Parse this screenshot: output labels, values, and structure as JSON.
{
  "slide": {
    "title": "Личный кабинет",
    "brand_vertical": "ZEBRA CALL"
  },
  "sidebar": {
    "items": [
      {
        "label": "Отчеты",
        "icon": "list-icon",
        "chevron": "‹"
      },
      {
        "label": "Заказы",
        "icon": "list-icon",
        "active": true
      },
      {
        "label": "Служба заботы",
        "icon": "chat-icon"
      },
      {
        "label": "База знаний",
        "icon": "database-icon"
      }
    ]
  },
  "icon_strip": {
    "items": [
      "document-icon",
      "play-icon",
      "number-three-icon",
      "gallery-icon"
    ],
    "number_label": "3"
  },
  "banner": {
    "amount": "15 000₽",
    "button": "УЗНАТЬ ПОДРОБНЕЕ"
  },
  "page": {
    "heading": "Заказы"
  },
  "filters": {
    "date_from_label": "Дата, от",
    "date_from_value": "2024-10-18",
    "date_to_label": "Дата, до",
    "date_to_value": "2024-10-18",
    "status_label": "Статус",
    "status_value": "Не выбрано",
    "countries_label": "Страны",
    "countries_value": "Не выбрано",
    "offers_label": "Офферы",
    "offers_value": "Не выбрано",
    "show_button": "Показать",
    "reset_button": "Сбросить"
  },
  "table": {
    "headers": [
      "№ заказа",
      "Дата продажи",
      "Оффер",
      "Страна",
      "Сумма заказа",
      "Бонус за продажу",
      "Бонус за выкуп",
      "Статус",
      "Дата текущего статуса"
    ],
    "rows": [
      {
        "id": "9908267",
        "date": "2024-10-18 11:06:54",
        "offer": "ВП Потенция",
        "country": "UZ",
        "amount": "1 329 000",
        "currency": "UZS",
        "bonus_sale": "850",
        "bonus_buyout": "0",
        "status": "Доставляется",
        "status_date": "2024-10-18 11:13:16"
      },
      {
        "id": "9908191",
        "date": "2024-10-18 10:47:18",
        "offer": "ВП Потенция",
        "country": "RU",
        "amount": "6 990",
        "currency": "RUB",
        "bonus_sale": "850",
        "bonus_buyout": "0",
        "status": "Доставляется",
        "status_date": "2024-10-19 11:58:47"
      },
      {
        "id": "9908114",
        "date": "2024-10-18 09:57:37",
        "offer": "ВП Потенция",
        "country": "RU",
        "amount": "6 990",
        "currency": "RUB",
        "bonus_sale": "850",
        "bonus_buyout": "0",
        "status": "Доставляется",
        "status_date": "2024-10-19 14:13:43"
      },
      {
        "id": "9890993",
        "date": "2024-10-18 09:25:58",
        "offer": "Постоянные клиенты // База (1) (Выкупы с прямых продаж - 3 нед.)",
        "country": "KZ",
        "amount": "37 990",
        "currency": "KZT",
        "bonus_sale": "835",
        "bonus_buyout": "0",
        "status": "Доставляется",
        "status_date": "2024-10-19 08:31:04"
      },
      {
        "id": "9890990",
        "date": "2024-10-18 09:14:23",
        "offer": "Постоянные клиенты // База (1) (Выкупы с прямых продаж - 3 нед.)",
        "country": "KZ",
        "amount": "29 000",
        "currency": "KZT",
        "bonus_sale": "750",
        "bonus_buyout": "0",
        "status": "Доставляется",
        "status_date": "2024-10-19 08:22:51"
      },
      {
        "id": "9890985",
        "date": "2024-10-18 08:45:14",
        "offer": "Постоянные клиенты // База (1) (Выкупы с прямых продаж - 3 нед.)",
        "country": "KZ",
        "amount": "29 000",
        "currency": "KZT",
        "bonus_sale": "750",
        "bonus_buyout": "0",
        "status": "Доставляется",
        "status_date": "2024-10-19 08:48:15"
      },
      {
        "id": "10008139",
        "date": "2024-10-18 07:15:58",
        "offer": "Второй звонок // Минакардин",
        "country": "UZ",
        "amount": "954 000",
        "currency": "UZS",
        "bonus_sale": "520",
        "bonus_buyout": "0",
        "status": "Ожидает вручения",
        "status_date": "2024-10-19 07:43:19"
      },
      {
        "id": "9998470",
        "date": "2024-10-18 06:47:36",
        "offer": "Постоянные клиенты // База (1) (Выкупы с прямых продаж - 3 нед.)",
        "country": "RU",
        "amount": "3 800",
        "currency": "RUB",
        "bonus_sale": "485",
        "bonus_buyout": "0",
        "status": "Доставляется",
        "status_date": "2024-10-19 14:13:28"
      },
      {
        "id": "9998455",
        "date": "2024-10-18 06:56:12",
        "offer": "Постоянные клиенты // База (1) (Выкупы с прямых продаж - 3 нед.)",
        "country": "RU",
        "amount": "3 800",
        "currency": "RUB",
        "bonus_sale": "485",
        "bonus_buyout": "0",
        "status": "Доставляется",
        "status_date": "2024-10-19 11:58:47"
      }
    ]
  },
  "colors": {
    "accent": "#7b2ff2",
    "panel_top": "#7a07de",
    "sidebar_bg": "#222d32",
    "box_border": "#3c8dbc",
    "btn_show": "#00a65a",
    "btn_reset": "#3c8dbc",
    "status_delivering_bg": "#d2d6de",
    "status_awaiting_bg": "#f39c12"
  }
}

## STATED TASK
Please output the entire listing exactly as it stands.

## SOLUTION TO THIS EXERCISE
Parse this screenshot: output labels, values, and structure as JSON.
{
  "slide": {
    "title": "Личный кабинет",
    "brand_vertical": "ZEBRA CALL"
  },
  "sidebar": {
    "items": [
      {
        "label": "Отчеты",
        "icon": "list-icon",
        "chevron": "‹"
      },
      {
        "label": "Заказы",
        "icon": "list-icon",
        "active": true
      },
      {
        "label": "Служба заботы",
        "icon": "chat-icon"
      },
      {
        "label": "База знаний",
        "icon": "database-icon"
      }
    ]
  },
  "icon_strip": {
    "items": [
      "document-icon",
      "play-icon",
      "number-three-icon",
      "gallery-icon"
    ],
    "number_label": "3"
  },
  "banner": {
    "amount": "15 000₽",
    "button": "УЗНАТЬ ПОДРОБНЕЕ"
  },
  "page": {
    "heading": "Заказы"
  },
  "filters": {
    "date_from_label": "Дата, от",
    "date_from_value": "2024-10-18",
    "date_to_label": "Дата, до",
    "date_to_value": "2024-10-18",
    "status_label": "Статус",
    "status_value": "Не выбрано",
    "countries_label": "Страны",
    "countries_value": "Не выбрано",
    "offers_label": "Офферы",
    "offers_value": "Не выбрано",
    "show_button": "Показать",
    "reset_button": "Сбросить"
  },
  "table": {
    "headers": [
      "№ заказа",
      "Дата продажи",
      "Оффер",
      "Страна",
      "Сумма заказа",
      "Бонус за продажу",
      "Бонус за выкуп",
      "Статус",
      "Дата текущего статуса"
    ],
    "rows": [
      {
        "id": "9908267",
        "date": "2024-10-18 11:06:54",
        "offer": "ВП Потенция",
        "country": "UZ",
        "amount": "1 329 000",
        "currency": "UZS",
        "bonus_sale": "850",
        "bonus_buyout": "0",
        "status": "Доставляется",
        "status_date": "2024-10-18 11:13:16"
      },
      {
        "id": "9908191",
        "date": "2024-10-18 10:47:18",
        "offer": "ВП Потенция",
        "country": "RU",
        "amount": "6 990",
        "currency": "RUB",
        "bonus_sale": "850",
        "bonus_buyout": "0",
        "status": "Доставляется",
        "status_date": "2024-10-19 11:58:47"
      },
      {
        "id": "9908114",
        "date": "2024-10-18 09:57:37",
        "offer": "ВП Потенция",
        "country": "RU",
        "amount": "6 990",
        "currency": "RUB",
        "bonus_sale": "850",
        "bonus_buyout": "0",
        "status": "Доставляется",
        "status_date": "2024-10-19 14:13:43"
      },
      {
        "id": "9890993",
        "date": "2024-10-18 09:25:58",
        "offer": "Постоянные клиенты // База (1) (Выкупы с прямых продаж - 3 нед.)",
        "country": "KZ",
        "amount": "37 990",
        "currency": "KZT",
        "bonus_sale": "835",
        "bonus_buyout": "0",
        "status": "Доставляется",
        "status_date": "2024-10-19 08:31:04"
      },
      {
        "id": "9890990",
        "date": "2024-10-18 09:14:23",
        "offer": "Постоянные клиенты // База (1) (Выкупы с прямых продаж - 3 нед.)",
        "country": "KZ",
        "amount": "29 000",
        "currency": "KZT",
        "bonus_sale": "750",
        "bonus_buyout": "0",
        "status": "Доставляется",
        "status_date": "2024-10-19 08:22:51"
      },
      {
        "id": "9890985",
        "date": "2024-10-18 08:45:14",
        "offer": "Постоянные клиенты // База (1) (Выкупы с прямых продаж - 3 нед.)",
        "country": "KZ",
        "amount": "29 000",
        "currency": "KZT",
        "bonus_sale": "750",
        "bonus_buyout": "0",
        "status": "Доставляется",
        "status_date": "2024-10-19 08:48:15"
      },
      {
        "id": "10008139",
        "date": "2024-10-18 07:15:58",
        "offer": "Второй звонок // Минакардин",
        "country": "UZ",
        "amount": "954 000",
        "currency": "UZS",
        "bonus_sale": "520",
        "bonus_buyout": "0",
        "status": "Ожидает вручения",
        "status_date": "2024-10-19 07:43:19"
      },
      {
        "id": "9998470",
        "date": "2024-10-18 06:47:36",
        "offer": "Постоянные клиенты // База (1) (Выкупы с прямых продаж - 3 нед.)",
        "country": "RU",
        "amount": "3 800",
        "currency": "RUB",
        "bonus_sale": "485",
        "bonus_buyout": "0",
        "status": "Доставляется",
        "status_date": "2024-10-19 14:13:28"
      },
      {
        "id": "9998455",
        "date": "2024-10-18 06:56:12",
        "offer": "Постоянные клиенты // База (1) (Выкупы с прямых продаж - 3 нед.)",
        "country": "RU",
        "amount": "3 800",
        "currency": "RUB",
        "bonus_sale": "485",
        "bonus_buyout": "0",
        "status": "Доставляется",
        "status_date": "2024-10-19 11:58:47"
      }
    ]
  },
  "colors": {
    "accent": "#7b2ff2",
    "panel_top": "#7a07de",
    "sidebar_bg": "#222d32",
    "box_border": "#3c8dbc",
    "btn_show": "#00a65a",
    "btn_reset": "#3c8dbc",
    "status_delivering_bg": "#d2d6de",
    "status_awaiting_bg": "#f39c12"
  }
}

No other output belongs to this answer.